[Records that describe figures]
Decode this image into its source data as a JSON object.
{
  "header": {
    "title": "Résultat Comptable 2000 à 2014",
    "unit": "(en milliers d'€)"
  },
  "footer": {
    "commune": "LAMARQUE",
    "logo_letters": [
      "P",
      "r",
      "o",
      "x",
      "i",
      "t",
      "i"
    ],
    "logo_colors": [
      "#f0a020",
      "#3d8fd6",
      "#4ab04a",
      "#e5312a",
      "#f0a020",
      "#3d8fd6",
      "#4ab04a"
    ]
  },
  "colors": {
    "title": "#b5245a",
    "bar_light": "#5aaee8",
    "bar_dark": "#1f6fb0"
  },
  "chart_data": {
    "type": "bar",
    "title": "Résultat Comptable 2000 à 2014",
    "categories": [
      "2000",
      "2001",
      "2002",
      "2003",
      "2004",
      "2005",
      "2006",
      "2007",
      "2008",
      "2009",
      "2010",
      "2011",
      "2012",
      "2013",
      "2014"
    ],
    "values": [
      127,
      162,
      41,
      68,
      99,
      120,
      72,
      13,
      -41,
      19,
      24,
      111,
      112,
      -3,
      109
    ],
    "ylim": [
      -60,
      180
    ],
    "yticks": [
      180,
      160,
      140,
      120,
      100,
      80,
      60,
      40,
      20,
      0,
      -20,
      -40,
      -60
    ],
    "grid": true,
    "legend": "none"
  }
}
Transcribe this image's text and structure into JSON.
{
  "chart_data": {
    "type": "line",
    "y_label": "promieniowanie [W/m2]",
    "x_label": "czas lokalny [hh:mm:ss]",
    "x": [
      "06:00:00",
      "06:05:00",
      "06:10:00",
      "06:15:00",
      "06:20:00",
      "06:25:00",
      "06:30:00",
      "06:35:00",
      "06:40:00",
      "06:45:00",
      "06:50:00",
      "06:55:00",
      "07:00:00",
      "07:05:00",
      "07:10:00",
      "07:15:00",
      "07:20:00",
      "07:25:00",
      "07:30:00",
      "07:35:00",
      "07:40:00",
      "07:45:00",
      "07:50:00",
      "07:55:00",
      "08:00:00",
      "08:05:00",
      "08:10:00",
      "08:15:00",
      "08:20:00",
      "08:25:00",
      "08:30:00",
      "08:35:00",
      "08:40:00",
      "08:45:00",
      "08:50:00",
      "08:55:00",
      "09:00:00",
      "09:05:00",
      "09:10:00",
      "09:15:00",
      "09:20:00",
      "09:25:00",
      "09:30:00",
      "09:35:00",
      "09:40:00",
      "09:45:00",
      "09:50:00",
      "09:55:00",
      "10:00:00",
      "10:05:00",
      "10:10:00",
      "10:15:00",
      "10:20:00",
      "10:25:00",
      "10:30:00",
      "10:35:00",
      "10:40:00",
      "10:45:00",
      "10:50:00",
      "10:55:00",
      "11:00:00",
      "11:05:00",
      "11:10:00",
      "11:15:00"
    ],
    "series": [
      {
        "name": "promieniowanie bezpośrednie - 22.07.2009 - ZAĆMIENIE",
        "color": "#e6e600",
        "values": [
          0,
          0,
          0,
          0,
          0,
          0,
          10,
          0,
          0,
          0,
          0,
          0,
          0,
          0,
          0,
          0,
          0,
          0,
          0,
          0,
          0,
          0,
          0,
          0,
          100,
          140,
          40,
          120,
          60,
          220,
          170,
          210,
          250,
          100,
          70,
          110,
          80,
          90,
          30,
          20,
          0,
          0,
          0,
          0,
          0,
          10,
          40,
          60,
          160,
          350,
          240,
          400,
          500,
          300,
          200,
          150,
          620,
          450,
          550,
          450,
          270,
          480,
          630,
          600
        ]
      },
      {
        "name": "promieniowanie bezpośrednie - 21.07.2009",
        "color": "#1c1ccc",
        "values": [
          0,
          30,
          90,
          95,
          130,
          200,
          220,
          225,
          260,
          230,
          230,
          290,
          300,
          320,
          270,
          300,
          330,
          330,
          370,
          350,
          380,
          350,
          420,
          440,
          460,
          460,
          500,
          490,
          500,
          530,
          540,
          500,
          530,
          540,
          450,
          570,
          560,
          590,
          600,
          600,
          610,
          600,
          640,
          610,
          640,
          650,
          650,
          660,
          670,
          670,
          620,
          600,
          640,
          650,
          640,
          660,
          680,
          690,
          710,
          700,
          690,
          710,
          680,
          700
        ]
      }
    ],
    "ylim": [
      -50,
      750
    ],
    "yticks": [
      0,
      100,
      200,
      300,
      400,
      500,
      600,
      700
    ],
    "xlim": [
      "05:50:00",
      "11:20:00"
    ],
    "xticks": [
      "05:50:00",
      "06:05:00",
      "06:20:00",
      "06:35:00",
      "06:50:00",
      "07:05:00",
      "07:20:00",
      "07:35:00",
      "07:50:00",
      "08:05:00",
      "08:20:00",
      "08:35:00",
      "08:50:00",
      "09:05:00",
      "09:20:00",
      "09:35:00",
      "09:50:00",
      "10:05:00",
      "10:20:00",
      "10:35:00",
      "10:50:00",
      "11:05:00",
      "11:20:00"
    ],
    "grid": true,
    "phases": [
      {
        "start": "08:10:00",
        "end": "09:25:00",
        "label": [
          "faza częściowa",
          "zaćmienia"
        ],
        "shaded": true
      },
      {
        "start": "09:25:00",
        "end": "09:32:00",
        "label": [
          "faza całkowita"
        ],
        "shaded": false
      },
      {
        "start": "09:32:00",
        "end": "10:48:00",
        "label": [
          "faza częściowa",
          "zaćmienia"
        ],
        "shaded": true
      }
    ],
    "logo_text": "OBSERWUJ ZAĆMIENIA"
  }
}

[WHAT THE EXERCISE ASKS] All entries must be repeated verbatim.

[RESULT FOR THIS TASK]
Decode this image into its source data as a JSON object.
{
  "header": {
    "title": "Résultat Comptable 2000 à 2014",
    "unit": "(en milliers d'€)"
  },
  "footer": {
    "commune": "LAMARQUE",
    "logo_letters": [
      "P",
      "r",
      "o",
      "x",
      "i",
      "t",
      "i"
    ],
    "logo_colors": [
      "#f0a020",
      "#3d8fd6",
      "#4ab04a",
      "#e5312a",
      "#f0a020",
      "#3d8fd6",
      "#4ab04a"
    ]
  },
  "colors": {
    "title": "#b5245a",
    "bar_light": "#5aaee8",
    "bar_dark": "#1f6fb0"
  },
  "chart_data": {
    "type": "bar",
    "title": "Résultat Comptable 2000 à 2014",
    "categories": [
      "2000",
      "2001",
      "2002",
      "2003",
      "2004",
      "2005",
      "2006",
      "2007",
      "2008",
      "2009",
      "2010",
      "2011",
      "2012",
      "2013",
      "2014"
    ],
    "values": [
      127,
      162,
      41,
      68,
      99,
      120,
      72,
      13,
      -41,
      19,
      24,
      111,
      112,
      -3,
      109
    ],
    "ylim": [
      -60,
      180
    ],
    "yticks": [
      180,
      160,
      140,
      120,
      100,
      80,
      60,
      40,
      20,
      0,
      -20,
      -40,
      -60
    ],
    "grid": true,
    "legend": "none"
  }
}
Transcribe this image's text and structure into JSON.
{
  "chart_data": {
    "type": "line",
    "y_label": "promieniowanie [W/m2]",
    "x_label": "czas lokalny [hh:mm:ss]",
    "x": [
      "06:00:00",
      "06:05:00",
      "06:10:00",
      "06:15:00",
      "06:20:00",
      "06:25:00",
      "06:30:00",
      "06:35:00",
      "06:40:00",
      "06:45:00",
      "06:50:00",
      "06:55:00",
      "07:00:00",
      "07:05:00",
      "07:10:00",
      "07:15:00",
      "07:20:00",
      "07:25:00",
      "07:30:00",
      "07:35:00",
      "07:40:00",
      "07:45:00",
      "07:50:00",
      "07:55:00",
      "08:00:00",
      "08:05:00",
      "08:10:00",
      "08:15:00",
      "08:20:00",
      "08:25:00",
      "08:30:00",
      "08:35:00",
      "08:40:00",
      "08:45:00",
      "08:50:00",
      "08:55:00",
      "09:00:00",
      "09:05:00",
      "09:10:00",
      "09:15:00",
      "09:20:00",
      "09:25:00",
      "09:30:00",
      "09:35:00",
      "09:40:00",
      "09:45:00",
      "09:50:00",
      "09:55:00",
      "10:00:00",
      "10:05:00",
      "10:10:00",
      "10:15:00",
      "10:20:00",
      "10:25:00",
      "10:30:00",
      "10:35:00",
      "10:40:00",
      "10:45:00",
      "10:50:00",
      "10:55:00",
      "11:00:00",
      "11:05:00",
      "11:10:00",
      "11:15:00"
    ],
    "series": [
      {
        "name": "promieniowanie bezpośrednie - 22.07.2009 - ZAĆMIENIE",
        "color": "#e6e600",
        "values": [
          0,
          0,
          0,
          0,
          0,
          0,
          10,
          0,
          0,
          0,
          0,
          0,
          0,
          0,
          0,
          0,
          0,
          0,
          0,
          0,
          0,
          0,
          0,
          0,
          100,
          140,
          40,
          120,
          60,
          220,
          170,
          210,
          250,
          100,
          70,
          110,
          80,
          90,
          30,
          20,
          0,
          0,
          0,
          0,
          0,
          10,
          40,
          60,
          160,
          350,
          240,
          400,
          500,
          300,
          200,
          150,
          620,
          450,
          550,
          450,
          270,
          480,
          630,
          600
        ]
      },
      {
        "name": "promieniowanie bezpośrednie - 21.07.2009",
        "color": "#1c1ccc",
        "values": [
          0,
          30,
          90,
          95,
          130,
          200,
          220,
          225,
          260,
          230,
          230,
          290,
          300,
          320,
          270,
          300,
          330,
          330,
          370,
          350,
          380,
          350,
          420,
          440,
          460,
          460,
          500,
          490,
          500,
          530,
          540,
          500,
          530,
          540,
          450,
          570,
          560,
          590,
          600,
          600,
          610,
          600,
          640,
          610,
          640,
          650,
          650,
          660,
          670,
          670,
          620,
          600,
          640,
          650,
          640,
          660,
          680,
          690,
          710,
          700,
          690,
          710,
          680,
          700
        ]
      }
    ],
    "ylim": [
      -50,
      750
    ],
    "yticks": [
      0,
      100,
      200,
      300,
      400,
      500,
      600,
      700
    ],
    "xlim": [
      "05:50:00",
      "11:20:00"
    ],
    "xticks": [
      "05:50:00",
      "06:05:00",
      "06:20:00",
      "06:35:00",
      "06:50:00",
      "07:05:00",
      "07:20:00",
      "07:35:00",
      "07:50:00",
      "08:05:00",
      "08:20:00",
      "08:35:00",
      "08:50:00",
      "09:05:00",
      "09:20:00",
      "09:35:00",
      "09:50:00",
      "10:05:00",
      "10:20:00",
      "10:35:00",
      "10:50:00",
      "11:05:00",
      "11:20:00"
    ],
    "grid": true,
    "phases": [
      {
        "start": "08:10:00",
        "end": "09:25:00",
        "label": [
          "faza częściowa",
          "zaćmienia"
        ],
        "shaded": true
      },
      {
        "start": "09:25:00",
        "end": "09:32:00",
        "label": [
          "faza całkowita"
        ],
        "shaded": false
      },
      {
        "start": "09:32:00",
        "end": "10:48:00",
        "label": [
          "faza częściowa",
          "zaćmienia"
        ],
        "shaded": true
      }
    ],
    "logo_text": "OBSERWUJ ZAĆMIENIA"
  }
}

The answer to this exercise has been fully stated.